Records from a collection of figures
[start]

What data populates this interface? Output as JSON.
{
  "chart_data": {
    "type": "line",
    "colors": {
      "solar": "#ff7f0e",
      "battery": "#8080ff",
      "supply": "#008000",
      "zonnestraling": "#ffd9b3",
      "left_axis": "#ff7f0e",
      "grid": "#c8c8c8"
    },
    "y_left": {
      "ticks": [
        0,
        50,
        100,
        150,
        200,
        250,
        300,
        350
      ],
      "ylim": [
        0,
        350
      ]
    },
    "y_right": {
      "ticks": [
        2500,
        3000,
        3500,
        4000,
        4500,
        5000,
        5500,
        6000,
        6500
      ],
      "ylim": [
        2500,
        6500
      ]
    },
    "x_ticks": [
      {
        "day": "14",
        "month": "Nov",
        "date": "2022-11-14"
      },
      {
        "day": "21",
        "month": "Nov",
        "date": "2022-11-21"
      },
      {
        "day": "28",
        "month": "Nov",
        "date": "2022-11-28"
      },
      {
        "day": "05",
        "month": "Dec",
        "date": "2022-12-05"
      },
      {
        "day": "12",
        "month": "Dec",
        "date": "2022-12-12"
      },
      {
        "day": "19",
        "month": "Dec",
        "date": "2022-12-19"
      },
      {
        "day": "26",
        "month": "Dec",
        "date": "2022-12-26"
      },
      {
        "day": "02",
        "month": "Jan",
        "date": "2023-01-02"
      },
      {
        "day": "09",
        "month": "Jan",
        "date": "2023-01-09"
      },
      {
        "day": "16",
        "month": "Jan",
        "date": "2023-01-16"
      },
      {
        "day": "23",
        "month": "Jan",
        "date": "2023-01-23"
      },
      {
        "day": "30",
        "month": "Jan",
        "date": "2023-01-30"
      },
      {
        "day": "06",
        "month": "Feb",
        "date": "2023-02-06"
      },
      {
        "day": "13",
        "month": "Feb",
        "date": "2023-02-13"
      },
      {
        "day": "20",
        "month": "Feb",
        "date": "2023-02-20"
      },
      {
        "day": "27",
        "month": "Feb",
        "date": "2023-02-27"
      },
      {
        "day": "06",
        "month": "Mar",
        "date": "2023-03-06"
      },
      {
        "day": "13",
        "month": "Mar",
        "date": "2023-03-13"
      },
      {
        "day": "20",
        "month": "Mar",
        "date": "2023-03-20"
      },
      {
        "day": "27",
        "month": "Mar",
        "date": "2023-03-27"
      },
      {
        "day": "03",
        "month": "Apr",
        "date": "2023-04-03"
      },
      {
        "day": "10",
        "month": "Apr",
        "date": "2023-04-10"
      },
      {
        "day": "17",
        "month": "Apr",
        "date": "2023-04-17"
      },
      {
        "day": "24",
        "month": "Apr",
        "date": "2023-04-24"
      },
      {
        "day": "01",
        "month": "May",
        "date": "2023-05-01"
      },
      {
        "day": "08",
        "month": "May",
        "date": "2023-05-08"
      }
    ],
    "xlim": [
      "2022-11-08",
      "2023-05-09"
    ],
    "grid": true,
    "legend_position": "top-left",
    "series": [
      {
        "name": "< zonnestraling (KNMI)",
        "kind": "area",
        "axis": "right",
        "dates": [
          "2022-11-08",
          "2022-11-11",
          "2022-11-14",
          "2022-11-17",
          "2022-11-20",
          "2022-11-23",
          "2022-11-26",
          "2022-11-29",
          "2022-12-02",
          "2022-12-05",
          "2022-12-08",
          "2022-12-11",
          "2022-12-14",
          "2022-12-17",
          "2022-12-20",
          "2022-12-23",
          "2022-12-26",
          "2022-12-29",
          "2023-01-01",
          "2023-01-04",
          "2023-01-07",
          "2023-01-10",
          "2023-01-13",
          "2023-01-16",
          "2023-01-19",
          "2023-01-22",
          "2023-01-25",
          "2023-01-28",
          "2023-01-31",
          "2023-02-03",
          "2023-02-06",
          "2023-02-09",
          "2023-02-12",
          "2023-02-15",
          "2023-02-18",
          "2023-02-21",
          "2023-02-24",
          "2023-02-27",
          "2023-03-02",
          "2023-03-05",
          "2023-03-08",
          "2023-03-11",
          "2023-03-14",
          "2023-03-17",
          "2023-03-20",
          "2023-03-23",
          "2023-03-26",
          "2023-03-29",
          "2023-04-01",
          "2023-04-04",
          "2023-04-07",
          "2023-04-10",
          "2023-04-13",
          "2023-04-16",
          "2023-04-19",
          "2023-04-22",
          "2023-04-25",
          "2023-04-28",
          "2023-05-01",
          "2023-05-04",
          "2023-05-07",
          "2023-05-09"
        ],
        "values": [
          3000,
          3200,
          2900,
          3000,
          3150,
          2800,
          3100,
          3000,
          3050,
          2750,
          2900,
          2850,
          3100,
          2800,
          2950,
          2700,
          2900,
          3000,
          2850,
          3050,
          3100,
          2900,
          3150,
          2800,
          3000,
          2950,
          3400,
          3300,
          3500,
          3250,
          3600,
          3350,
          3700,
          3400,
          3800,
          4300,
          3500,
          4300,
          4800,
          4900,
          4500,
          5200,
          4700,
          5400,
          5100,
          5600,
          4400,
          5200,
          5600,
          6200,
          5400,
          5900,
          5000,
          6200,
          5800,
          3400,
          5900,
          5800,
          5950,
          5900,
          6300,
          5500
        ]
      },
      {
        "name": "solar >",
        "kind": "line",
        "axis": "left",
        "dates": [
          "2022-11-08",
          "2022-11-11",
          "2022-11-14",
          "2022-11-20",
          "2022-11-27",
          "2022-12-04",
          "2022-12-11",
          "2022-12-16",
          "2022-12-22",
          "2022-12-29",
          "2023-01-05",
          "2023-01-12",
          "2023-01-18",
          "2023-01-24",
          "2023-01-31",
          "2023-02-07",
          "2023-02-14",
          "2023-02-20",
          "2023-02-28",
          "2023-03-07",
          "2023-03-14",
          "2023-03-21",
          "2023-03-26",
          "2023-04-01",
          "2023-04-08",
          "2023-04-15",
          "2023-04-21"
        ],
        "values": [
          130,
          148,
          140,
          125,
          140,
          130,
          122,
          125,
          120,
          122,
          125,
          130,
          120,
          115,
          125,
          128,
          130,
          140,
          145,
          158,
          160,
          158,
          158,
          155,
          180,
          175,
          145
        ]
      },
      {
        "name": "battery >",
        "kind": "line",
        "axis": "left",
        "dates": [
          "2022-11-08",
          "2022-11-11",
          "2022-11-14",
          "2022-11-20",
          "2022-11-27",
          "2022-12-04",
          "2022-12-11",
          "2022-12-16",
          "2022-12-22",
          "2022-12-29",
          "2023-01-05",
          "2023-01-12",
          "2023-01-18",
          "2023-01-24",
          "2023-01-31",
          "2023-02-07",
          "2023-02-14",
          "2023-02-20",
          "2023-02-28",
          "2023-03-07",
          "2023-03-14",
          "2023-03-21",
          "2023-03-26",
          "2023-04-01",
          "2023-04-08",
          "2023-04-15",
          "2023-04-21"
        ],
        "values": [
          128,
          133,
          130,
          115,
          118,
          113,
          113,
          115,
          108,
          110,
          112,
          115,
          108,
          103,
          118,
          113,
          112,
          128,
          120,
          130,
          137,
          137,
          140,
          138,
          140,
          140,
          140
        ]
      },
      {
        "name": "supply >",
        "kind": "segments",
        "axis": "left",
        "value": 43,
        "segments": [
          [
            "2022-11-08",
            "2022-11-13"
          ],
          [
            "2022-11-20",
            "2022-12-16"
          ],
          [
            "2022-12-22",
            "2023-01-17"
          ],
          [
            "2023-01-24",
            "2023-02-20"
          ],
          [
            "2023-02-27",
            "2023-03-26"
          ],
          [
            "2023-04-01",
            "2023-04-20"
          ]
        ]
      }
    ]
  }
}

[end]

(Exercise description): Reproduce the material exactly, with every line intact.

(Response for this exercise):
What data populates this interface? Output as JSON.
{
  "chart_data": {
    "type": "line",
    "colors": {
      "solar": "#ff7f0e",
      "battery": "#8080ff",
      "supply": "#008000",
      "zonnestraling": "#ffd9b3",
      "left_axis": "#ff7f0e",
      "grid": "#c8c8c8"
    },
    "y_left": {
      "ticks": [
        0,
        50,
        100,
        150,
        200,
        250,
        300,
        350
      ],
      "ylim": [
        0,
        350
      ]
    },
    "y_right": {
      "ticks": [
        2500,
        3000,
        3500,
        4000,
        4500,
        5000,
        5500,
        6000,
        6500
      ],
      "ylim": [
        2500,
        6500
      ]
    },
    "x_ticks": [
      {
        "day": "14",
        "month": "Nov",
        "date": "2022-11-14"
      },
      {
        "day": "21",
        "month": "Nov",
        "date": "2022-11-21"
      },
      {
        "day": "28",
        "month": "Nov",
        "date": "2022-11-28"
      },
      {
        "day": "05",
        "month": "Dec",
        "date": "2022-12-05"
      },
      {
        "day": "12",
        "month": "Dec",
        "date": "2022-12-12"
      },
      {
        "day": "19",
        "month": "Dec",
        "date": "2022-12-19"
      },
      {
        "day": "26",
        "month": "Dec",
        "date": "2022-12-26"
      },
      {
        "day": "02",
        "month": "Jan",
        "date": "2023-01-02"
      },
      {
        "day": "09",
        "month": "Jan",
        "date": "2023-01-09"
      },
      {
        "day": "16",
        "month": "Jan",
        "date": "2023-01-16"
      },
      {
        "day": "23",
        "month": "Jan",
        "date": "2023-01-23"
      },
      {
        "day": "30",
        "month": "Jan",
        "date": "2023-01-30"
      },
      {
        "day": "06",
        "month": "Feb",
        "date": "2023-02-06"
      },
      {
        "day": "13",
        "month": "Feb",
        "date": "2023-02-13"
      },
      {
        "day": "20",
        "month": "Feb",
        "date": "2023-02-20"
      },
      {
        "day": "27",
        "month": "Feb",
        "date": "2023-02-27"
      },
      {
        "day": "06",
        "month": "Mar",
        "date": "2023-03-06"
      },
      {
        "day": "13",
        "month": "Mar",
        "date": "2023-03-13"
      },
      {
        "day": "20",
        "month": "Mar",
        "date": "2023-03-20"
      },
      {
        "day": "27",
        "month": "Mar",
        "date": "2023-03-27"
      },
      {
        "day": "03",
        "month": "Apr",
        "date": "2023-04-03"
      },
      {
        "day": "10",
        "month": "Apr",
        "date": "2023-04-10"
      },
      {
        "day": "17",
        "month": "Apr",
        "date": "2023-04-17"
      },
      {
        "day": "24",
        "month": "Apr",
        "date": "2023-04-24"
      },
      {
        "day": "01",
        "month": "May",
        "date": "2023-05-01"
      },
      {
        "day": "08",
        "month": "May",
        "date": "2023-05-08"
      }
    ],
    "xlim": [
      "2022-11-08",
      "2023-05-09"
    ],
    "grid": true,
    "legend_position": "top-left",
    "series": [
      {
        "name": "< zonnestraling (KNMI)",
        "kind": "area",
        "axis": "right",
        "dates": [
          "2022-11-08",
          "2022-11-11",
          "2022-11-14",
          "2022-11-17",
          "2022-11-20",
          "2022-11-23",
          "2022-11-26",
          "2022-11-29",
          "2022-12-02",
          "2022-12-05",
          "2022-12-08",
          "2022-12-11",
          "2022-12-14",
          "2022-12-17",
          "2022-12-20",
          "2022-12-23",
          "2022-12-26",
          "2022-12-29",
          "2023-01-01",
          "2023-01-04",
          "2023-01-07",
          "2023-01-10",
          "2023-01-13",
          "2023-01-16",
          "2023-01-19",
          "2023-01-22",
          "2023-01-25",
          "2023-01-28",
          "2023-01-31",
          "2023-02-03",
          "2023-02-06",
          "2023-02-09",
          "2023-02-12",
          "2023-02-15",
          "2023-02-18",
          "2023-02-21",
          "2023-02-24",
          "2023-02-27",
          "2023-03-02",
          "2023-03-05",
          "2023-03-08",
          "2023-03-11",
          "2023-03-14",
          "2023-03-17",
          "2023-03-20",
          "2023-03-23",
          "2023-03-26",
          "2023-03-29",
          "2023-04-01",
          "2023-04-04",
          "2023-04-07",
          "2023-04-10",
          "2023-04-13",
          "2023-04-16",
          "2023-04-19",
          "2023-04-22",
          "2023-04-25",
          "2023-04-28",
          "2023-05-01",
          "2023-05-04",
          "2023-05-07",
          "2023-05-09"
        ],
        "values": [
          3000,
          3200,
          2900,
          3000,
          3150,
          2800,
          3100,
          3000,
          3050,
          2750,
          2900,
          2850,
          3100,
          2800,
          2950,
          2700,
          2900,
          3000,
          2850,
          3050,
          3100,
          2900,
          3150,
          2800,
          3000,
          2950,
          3400,
          3300,
          3500,
          3250,
          3600,
          3350,
          3700,
          3400,
          3800,
          4300,
          3500,
          4300,
          4800,
          4900,
          4500,
          5200,
          4700,
          5400,
          5100,
          5600,
          4400,
          5200,
          5600,
          6200,
          5400,
          5900,
          5000,
          6200,
          5800,
          3400,
          5900,
          5800,
          5950,
          5900,
          6300,
          5500
        ]
      },
      {
        "name": "solar >",
        "kind": "line",
        "axis": "left",
        "dates": [
          "2022-11-08",
          "2022-11-11",
          "2022-11-14",
          "2022-11-20",
          "2022-11-27",
          "2022-12-04",
          "2022-12-11",
          "2022-12-16",
          "2022-12-22",
          "2022-12-29",
          "2023-01-05",
          "2023-01-12",
          "2023-01-18",
          "2023-01-24",
          "2023-01-31",
          "2023-02-07",
          "2023-02-14",
          "2023-02-20",
          "2023-02-28",
          "2023-03-07",
          "2023-03-14",
          "2023-03-21",
          "2023-03-26",
          "2023-04-01",
          "2023-04-08",
          "2023-04-15",
          "2023-04-21"
        ],
        "values": [
          130,
          148,
          140,
          125,
          140,
          130,
          122,
          125,
          120,
          122,
          125,
          130,
          120,
          115,
          125,
          128,
          130,
          140,
          145,
          158,
          160,
          158,
          158,
          155,
          180,
          175,
          145
        ]
      },
      {
        "name": "battery >",
        "kind": "line",
        "axis": "left",
        "dates": [
          "2022-11-08",
          "2022-11-11",
          "2022-11-14",
          "2022-11-20",
          "2022-11-27",
          "2022-12-04",
          "2022-12-11",
          "2022-12-16",
          "2022-12-22",
          "2022-12-29",
          "2023-01-05",
          "2023-01-12",
          "2023-01-18",
          "2023-01-24",
          "2023-01-31",
          "2023-02-07",
          "2023-02-14",
          "2023-02-20",
          "2023-02-28",
          "2023-03-07",
          "2023-03-14",
          "2023-03-21",
          "2023-03-26",
          "2023-04-01",
          "2023-04-08",
          "2023-04-15",
          "2023-04-21"
        ],
        "values": [
          128,
          133,
          130,
          115,
          118,
          113,
          113,
          115,
          108,
          110,
          112,
          115,
          108,
          103,
          118,
          113,
          112,
          128,
          120,
          130,
          137,
          137,
          140,
          138,
          140,
          140,
          140
        ]
      },
      {
        "name": "supply >",
        "kind": "segments",
        "axis": "left",
        "value": 43,
        "segments": [
          [
            "2022-11-08",
            "2022-11-13"
          ],
          [
            "2022-11-20",
            "2022-12-16"
          ],
          [
            "2022-12-22",
            "2023-01-17"
          ],
          [
            "2023-01-24",
            "2023-02-20"
          ],
          [
            "2023-02-27",
            "2023-03-26"
          ],
          [
            "2023-04-01",
            "2023-04-20"
          ]
        ]
      }
    ]
  }
}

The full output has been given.